◆ Exercise aim
Convert the listing below into a JSON list of strings, one string per line, skipping blank lines. Leave the picture out of the output.

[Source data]
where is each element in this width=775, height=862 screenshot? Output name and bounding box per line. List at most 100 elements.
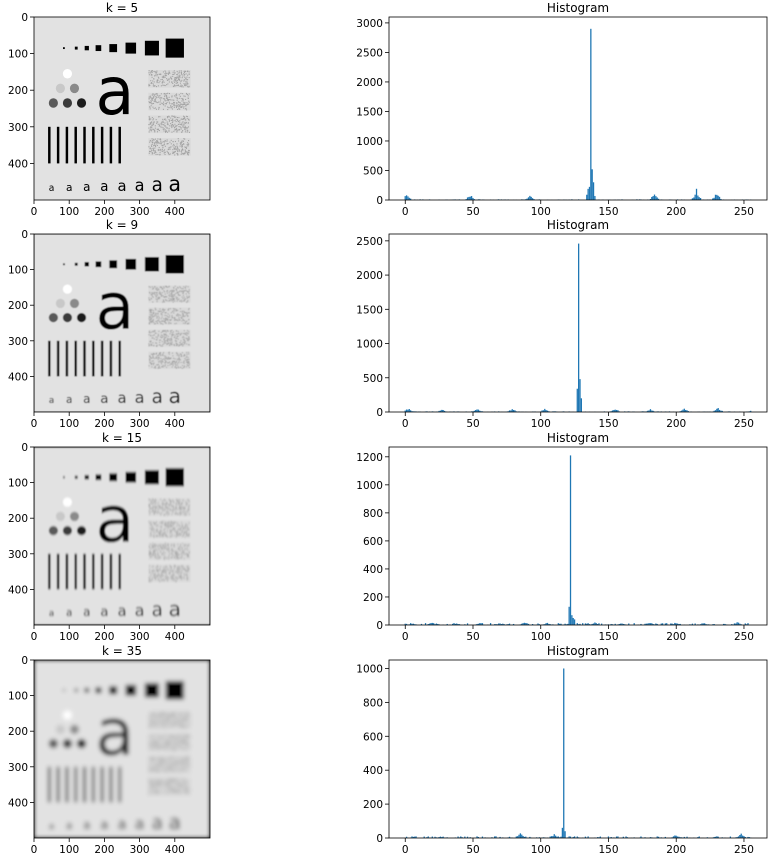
histogram-bar: [584, 836, 587, 838]
histogram-bar: [596, 624, 599, 625]
histogram-bars: [405, 668, 752, 838]
histogram-bar: [588, 624, 591, 625]
image-frame: [33, 16, 211, 201]
histogram-bar: [521, 834, 523, 838]
histogram-bar: [556, 836, 558, 838]
histogram-bar: [601, 623, 603, 625]
x-tick-label: 400: [165, 631, 185, 643]
histogram-bar: [407, 196, 409, 200]
histogram-bar: [466, 836, 469, 838]
histogram-bar: [552, 836, 554, 838]
histogram-bar: [508, 410, 511, 412]
histogram-bar: [411, 836, 413, 838]
histogram-bar: [628, 623, 630, 625]
histogram-bar: [554, 835, 557, 838]
x-tick-label: 0: [402, 418, 409, 430]
histogram-bar: [656, 836, 658, 838]
histogram-bar: [548, 623, 550, 625]
histogram-bar: [656, 623, 658, 625]
x-tick-label: 150: [598, 631, 618, 643]
histogram-bar: [465, 199, 467, 200]
y-tick-label: 100: [8, 691, 28, 703]
svg-text:a: a: [135, 814, 145, 833]
histogram-bar: [580, 398, 582, 412]
x-tick-label: 0: [31, 631, 38, 643]
histogram-bar: [750, 410, 752, 412]
image-frame: [33, 233, 211, 413]
image-title: k = 5: [106, 1, 138, 15]
histogram-bar: [479, 410, 481, 412]
histogram-bar: [527, 623, 530, 625]
histogram-bar: [652, 624, 654, 625]
histogram-bar: [651, 623, 653, 625]
x-tick-label: 0: [31, 844, 38, 856]
histogram-bar: [714, 194, 717, 200]
histogram-bar: [652, 410, 654, 412]
histogram-title: Histogram: [547, 431, 609, 445]
histogram-bar: [499, 836, 501, 838]
histogram-bar: [405, 623, 408, 625]
histogram-bar: [699, 197, 702, 200]
histogram-title: Histogram: [547, 218, 609, 232]
histogram-bar: [510, 410, 512, 412]
x-tick-label: 100: [59, 418, 79, 430]
x-tick-label: 200: [666, 418, 686, 430]
histogram-bar: [714, 410, 717, 412]
y-tick-label: 1500: [356, 106, 383, 118]
histogram-bar: [698, 836, 700, 838]
svg-text:a: a: [117, 389, 126, 407]
histogram-bar: [567, 623, 569, 625]
histogram-frame: [388, 446, 768, 626]
y-tick-label: 100: [8, 265, 28, 277]
x-tick-label: 100: [531, 631, 551, 643]
histogram-bar: [736, 837, 738, 838]
histogram-bar: [685, 409, 687, 412]
x-tick-label: 400: [165, 206, 185, 218]
histogram-bar: [720, 198, 722, 200]
svg-text:a: a: [117, 177, 126, 195]
x-tick-label: 200: [666, 206, 686, 218]
svg-text:a: a: [135, 176, 145, 195]
x-tick-label: 50: [466, 418, 479, 430]
x-tick-label: 50: [466, 206, 479, 218]
y-tick-label: 500: [363, 165, 383, 177]
x-tick-label: 200: [94, 206, 114, 218]
y-tick-label: 0: [376, 833, 383, 845]
y-tick-label: 0: [21, 655, 28, 667]
histogram-bar: [405, 836, 408, 838]
histogram-bar: [687, 411, 690, 412]
histogram-bar: [527, 197, 530, 200]
y-tick-label: 800: [363, 697, 383, 709]
histogram-panel: 0 50 100 150 200 250 0 200 400 600 800 1000 1200 Hist…: [356, 431, 768, 643]
svg-text:a: a: [100, 605, 108, 620]
histogram-bar: [614, 409, 616, 412]
x-tick-label: 0: [402, 844, 409, 856]
y-tick-label: 300: [8, 122, 28, 134]
histogram-bar: [610, 411, 612, 412]
histogram-bar: [644, 623, 646, 625]
histogram-bar: [625, 836, 627, 838]
svg-text:a: a: [96, 54, 135, 130]
histogram-bar: [475, 410, 477, 412]
histogram-bar: [683, 408, 685, 412]
histogram-bar: [563, 668, 565, 838]
histogram-bar: [618, 623, 620, 625]
histogram-bar: [582, 623, 584, 625]
svg-text:a: a: [83, 392, 90, 406]
histogram-bar: [424, 623, 427, 625]
histogram-bar: [431, 622, 433, 625]
y-tick-label: 0: [21, 12, 28, 24]
histogram-bar: [590, 28, 592, 200]
histogram-bar: [477, 623, 480, 625]
histogram-bar: [586, 623, 588, 625]
histogram-bar: [649, 409, 652, 412]
histogram-bar: [427, 836, 429, 838]
histogram-bar: [713, 836, 715, 838]
histogram-bar: [572, 617, 574, 625]
histogram-bar: [613, 409, 615, 412]
histogram-bar: [679, 411, 681, 412]
histogram-bar: [686, 836, 688, 838]
histogram-bar: [747, 836, 749, 838]
svg-text:a: a: [135, 388, 145, 407]
histogram-bar: [561, 827, 564, 838]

◆ Solution for this task
[
  "where is each element in this width=775, height=862 screenshot? Output name and bounding box per line. List at most 100 elements.",
  "histogram-bar: [584, 836, 587, 838]",
  "histogram-bar: [596, 624, 599, 625]",
  "histogram-bars: [405, 668, 752, 838]",
  "histogram-bar: [588, 624, 591, 625]",
  "image-frame: [33, 16, 211, 201]",
  "histogram-bar: [521, 834, 523, 838]",
  "histogram-bar: [556, 836, 558, 838]",
  "histogram-bar: [601, 623, 603, 625]",
  "x-tick-label: 400: [165, 631, 185, 643]",
  "histogram-bar: [407, 196, 409, 200]",
  "histogram-bar: [466, 836, 469, 838]",
  "histogram-bar: [552, 836, 554, 838]",
  "histogram-bar: [508, 410, 511, 412]",
  "histogram-bar: [411, 836, 413, 838]",
  "histogram-bar: [628, 623, 630, 625]",
  "histogram-bar: [554, 835, 557, 838]",
  "x-tick-label: 0: [402, 418, 409, 430]",
  "histogram-bar: [656, 836, 658, 838]",
  "histogram-bar: [548, 623, 550, 625]",
  "histogram-bar: [656, 623, 658, 625]",
  "x-tick-label: 150: [598, 631, 618, 643]",
  "histogram-bar: [465, 199, 467, 200]",
  "y-tick-label: 100: [8, 691, 28, 703]",
  "svg-text:a: a: [135, 814, 145, 833]",
  "histogram-bar: [580, 398, 582, 412]",
  "x-tick-label: 0: [31, 631, 38, 643]",
  "histogram-bar: [750, 410, 752, 412]",
  "image-frame: [33, 233, 211, 413]",
  "image-title: k = 5: [106, 1, 138, 15]",
  "histogram-bar: [479, 410, 481, 412]",
  "histogram-bar: [527, 623, 530, 625]",
  "histogram-bar: [652, 624, 654, 625]",
  "histogram-bar: [651, 623, 653, 625]",
  "x-tick-label: 0: [31, 844, 38, 856]",
  "histogram-bar: [714, 194, 717, 200]",
  "histogram-bar: [652, 410, 654, 412]",
  "histogram-title: Histogram: [547, 431, 609, 445]",
  "histogram-bar: [499, 836, 501, 838]",
  "histogram-bar: [405, 623, 408, 625]",
  "histogram-bar: [699, 197, 702, 200]",
  "histogram-title: Histogram: [547, 218, 609, 232]",
  "histogram-bar: [510, 410, 512, 412]",
  "x-tick-label: 100: [59, 418, 79, 430]",
  "x-tick-label: 200: [666, 418, 686, 430]",
  "histogram-bar: [714, 410, 717, 412]",
  "y-tick-label: 1500: [356, 106, 383, 118]",
  "histogram-bar: [698, 836, 700, 838]",
  "svg-text:a: a: [117, 389, 126, 407]",
  "histogram-bar: [567, 623, 569, 625]",
  "histogram-frame: [388, 446, 768, 626]",
  "y-tick-label: 100: [8, 265, 28, 277]",
  "x-tick-label: 100: [531, 631, 551, 643]",
  "histogram-bar: [736, 837, 738, 838]",
  "histogram-bar: [685, 409, 687, 412]",
  "x-tick-label: 400: [165, 206, 185, 218]",
  "histogram-bar: [720, 198, 722, 200]",
  "svg-text:a: a: [117, 177, 126, 195]",
  "x-tick-label: 200: [666, 206, 686, 218]",
  "svg-text:a: a: [135, 176, 145, 195]",
  "x-tick-label: 50: [466, 418, 479, 430]",
  "x-tick-label: 50: [466, 206, 479, 218]",
  "y-tick-label: 500: [363, 165, 383, 177]",
  "x-tick-label: 200: [94, 206, 114, 218]",
  "y-tick-label: 0: [376, 833, 383, 845]",
  "y-tick-label: 0: [21, 655, 28, 667]",
  "histogram-bar: [405, 836, 408, 838]",
  "histogram-bar: [687, 411, 690, 412]",
  "histogram-bar: [527, 197, 530, 200]",
  "y-tick-label: 800: [363, 697, 383, 709]",
  "histogram-panel: 0 50 100 150 200 250 0 200 400 600 800 1000 1200 Hist…: [356, 431, 768, 643]",
  "svg-text:a: a: [100, 605, 108, 620]",
  "histogram-bar: [614, 409, 616, 412]",
  "x-tick-label: 0: [402, 844, 409, 856]",
  "y-tick-label: 300: [8, 122, 28, 134]",
  "histogram-bar: [610, 411, 612, 412]",
  "histogram-bar: [644, 623, 646, 625]",
  "histogram-bar: [625, 836, 627, 838]",
  "svg-text:a: a: [96, 54, 135, 130]",
  "histogram-bar: [475, 410, 477, 412]",
  "histogram-bar: [683, 408, 685, 412]",
  "histogram-bar: [563, 668, 565, 838]",
  "histogram-bar: [618, 623, 620, 625]",
  "histogram-bar: [582, 623, 584, 625]",
  "svg-text:a: a: [83, 392, 90, 406]",
  "histogram-bar: [424, 623, 427, 625]",
  "histogram-bar: [431, 622, 433, 625]",
  "y-tick-label: 0: [21, 12, 28, 24]",
  "histogram-bar: [590, 28, 592, 200]",
  "histogram-bar: [477, 623, 480, 625]",
  "histogram-bar: [586, 623, 588, 625]",
  "histogram-bar: [649, 409, 652, 412]",
  "histogram-bar: [427, 836, 429, 838]",
  "histogram-bar: [713, 836, 715, 838]",
  "histogram-bar: [572, 617, 574, 625]",
  "histogram-bar: [613, 409, 615, 412]",
  "histogram-bar: [679, 411, 681, 412]",
  "histogram-bar: [686, 836, 688, 838]",
  "histogram-bar: [747, 836, 749, 838]",
  "svg-text:a: a: [135, 388, 145, 407]",
  "histogram-bar: [561, 827, 564, 838]"
]